Collection entries
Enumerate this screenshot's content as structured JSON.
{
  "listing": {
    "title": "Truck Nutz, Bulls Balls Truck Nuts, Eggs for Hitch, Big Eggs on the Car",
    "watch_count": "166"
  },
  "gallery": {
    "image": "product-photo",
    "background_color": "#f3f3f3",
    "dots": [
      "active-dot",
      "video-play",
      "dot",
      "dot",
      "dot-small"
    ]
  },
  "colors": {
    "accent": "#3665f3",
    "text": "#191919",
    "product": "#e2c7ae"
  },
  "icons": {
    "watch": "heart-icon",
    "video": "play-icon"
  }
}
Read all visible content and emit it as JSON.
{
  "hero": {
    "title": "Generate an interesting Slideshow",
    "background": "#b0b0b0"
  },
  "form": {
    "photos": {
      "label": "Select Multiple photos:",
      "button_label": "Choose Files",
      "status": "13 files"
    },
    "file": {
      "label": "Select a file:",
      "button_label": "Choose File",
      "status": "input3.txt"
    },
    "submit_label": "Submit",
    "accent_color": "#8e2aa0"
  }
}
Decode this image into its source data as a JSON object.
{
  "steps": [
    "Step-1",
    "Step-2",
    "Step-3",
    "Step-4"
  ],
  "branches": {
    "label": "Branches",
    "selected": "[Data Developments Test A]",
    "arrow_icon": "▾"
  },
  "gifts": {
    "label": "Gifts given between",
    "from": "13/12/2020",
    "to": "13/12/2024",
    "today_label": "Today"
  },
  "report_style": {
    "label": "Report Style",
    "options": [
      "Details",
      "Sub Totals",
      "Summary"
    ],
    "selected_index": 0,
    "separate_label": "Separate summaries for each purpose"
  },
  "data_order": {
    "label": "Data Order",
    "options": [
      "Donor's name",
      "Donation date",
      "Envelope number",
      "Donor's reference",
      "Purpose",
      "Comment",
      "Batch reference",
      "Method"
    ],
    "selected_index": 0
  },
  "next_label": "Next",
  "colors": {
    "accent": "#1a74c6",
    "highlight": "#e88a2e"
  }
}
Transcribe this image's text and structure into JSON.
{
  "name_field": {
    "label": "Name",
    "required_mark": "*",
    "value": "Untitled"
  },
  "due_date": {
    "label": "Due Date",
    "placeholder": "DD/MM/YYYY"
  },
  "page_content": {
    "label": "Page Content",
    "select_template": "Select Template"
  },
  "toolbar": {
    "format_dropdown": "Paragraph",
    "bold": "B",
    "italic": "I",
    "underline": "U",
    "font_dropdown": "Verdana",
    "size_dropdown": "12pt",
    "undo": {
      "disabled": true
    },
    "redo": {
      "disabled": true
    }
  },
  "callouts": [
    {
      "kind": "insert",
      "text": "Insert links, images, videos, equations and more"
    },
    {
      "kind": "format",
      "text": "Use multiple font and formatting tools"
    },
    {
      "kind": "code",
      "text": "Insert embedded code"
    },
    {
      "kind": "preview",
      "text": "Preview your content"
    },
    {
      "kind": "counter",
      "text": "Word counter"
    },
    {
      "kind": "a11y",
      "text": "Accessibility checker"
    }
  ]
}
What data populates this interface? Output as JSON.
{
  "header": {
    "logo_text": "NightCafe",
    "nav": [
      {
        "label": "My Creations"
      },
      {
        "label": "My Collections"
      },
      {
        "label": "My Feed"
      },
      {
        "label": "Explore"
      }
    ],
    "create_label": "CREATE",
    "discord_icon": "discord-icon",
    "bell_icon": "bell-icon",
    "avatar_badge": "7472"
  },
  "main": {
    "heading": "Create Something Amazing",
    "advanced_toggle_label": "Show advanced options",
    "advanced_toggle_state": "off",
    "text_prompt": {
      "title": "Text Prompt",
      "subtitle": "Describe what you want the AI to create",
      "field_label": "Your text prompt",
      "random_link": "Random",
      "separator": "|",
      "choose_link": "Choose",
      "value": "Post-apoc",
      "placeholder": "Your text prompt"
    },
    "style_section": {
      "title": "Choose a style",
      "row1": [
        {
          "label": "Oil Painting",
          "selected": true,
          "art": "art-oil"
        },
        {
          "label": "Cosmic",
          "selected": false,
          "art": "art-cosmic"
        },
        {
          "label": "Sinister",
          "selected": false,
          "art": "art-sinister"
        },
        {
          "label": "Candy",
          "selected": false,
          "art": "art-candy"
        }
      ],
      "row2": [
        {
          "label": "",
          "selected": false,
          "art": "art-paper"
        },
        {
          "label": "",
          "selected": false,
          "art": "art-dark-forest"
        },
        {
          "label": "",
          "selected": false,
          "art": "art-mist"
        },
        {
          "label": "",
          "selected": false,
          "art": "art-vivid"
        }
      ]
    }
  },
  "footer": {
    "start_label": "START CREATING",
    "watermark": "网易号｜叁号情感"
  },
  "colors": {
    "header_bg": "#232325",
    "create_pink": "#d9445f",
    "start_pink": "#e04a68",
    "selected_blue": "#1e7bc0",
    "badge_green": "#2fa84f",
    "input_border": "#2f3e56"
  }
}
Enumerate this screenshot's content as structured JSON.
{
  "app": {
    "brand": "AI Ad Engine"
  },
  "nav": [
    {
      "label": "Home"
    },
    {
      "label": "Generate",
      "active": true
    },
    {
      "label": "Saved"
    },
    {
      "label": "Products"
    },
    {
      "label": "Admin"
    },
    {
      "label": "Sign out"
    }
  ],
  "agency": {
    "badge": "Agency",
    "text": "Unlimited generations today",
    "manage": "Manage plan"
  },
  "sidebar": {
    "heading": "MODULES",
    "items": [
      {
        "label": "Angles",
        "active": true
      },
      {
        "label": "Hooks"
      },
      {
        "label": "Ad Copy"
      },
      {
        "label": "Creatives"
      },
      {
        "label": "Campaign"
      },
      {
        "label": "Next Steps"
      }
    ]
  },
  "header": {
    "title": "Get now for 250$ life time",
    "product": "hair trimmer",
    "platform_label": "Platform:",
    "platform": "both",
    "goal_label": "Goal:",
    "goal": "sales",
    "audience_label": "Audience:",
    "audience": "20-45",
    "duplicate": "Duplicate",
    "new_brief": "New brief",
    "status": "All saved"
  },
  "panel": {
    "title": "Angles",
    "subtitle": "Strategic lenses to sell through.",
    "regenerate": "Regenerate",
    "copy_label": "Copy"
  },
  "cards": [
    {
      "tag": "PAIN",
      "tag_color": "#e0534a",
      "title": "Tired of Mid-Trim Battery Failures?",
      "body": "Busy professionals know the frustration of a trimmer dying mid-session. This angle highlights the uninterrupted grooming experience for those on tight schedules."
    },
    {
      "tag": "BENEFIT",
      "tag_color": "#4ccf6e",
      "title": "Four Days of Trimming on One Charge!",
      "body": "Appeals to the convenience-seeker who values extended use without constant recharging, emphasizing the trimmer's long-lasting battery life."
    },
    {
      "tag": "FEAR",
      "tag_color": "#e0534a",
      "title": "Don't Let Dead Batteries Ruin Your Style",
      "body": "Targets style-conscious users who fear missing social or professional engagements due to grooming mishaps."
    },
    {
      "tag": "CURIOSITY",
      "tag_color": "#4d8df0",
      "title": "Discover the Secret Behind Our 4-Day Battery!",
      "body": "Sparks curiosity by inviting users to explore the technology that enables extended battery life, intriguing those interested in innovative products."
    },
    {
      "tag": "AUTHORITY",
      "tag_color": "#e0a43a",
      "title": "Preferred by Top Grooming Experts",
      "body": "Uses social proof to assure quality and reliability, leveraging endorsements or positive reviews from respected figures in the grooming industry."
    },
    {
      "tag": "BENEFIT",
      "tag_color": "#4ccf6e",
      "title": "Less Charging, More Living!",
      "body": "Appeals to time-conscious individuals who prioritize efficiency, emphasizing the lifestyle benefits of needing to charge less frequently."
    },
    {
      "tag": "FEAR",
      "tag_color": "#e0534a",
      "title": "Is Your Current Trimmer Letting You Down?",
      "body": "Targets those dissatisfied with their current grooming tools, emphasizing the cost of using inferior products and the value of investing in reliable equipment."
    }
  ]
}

■ WHAT YOU NEED TO DO
Go through the material above and count the lines that contain "time"; answer with the number alone.

■ SOLUTION FOR THIS TASK
2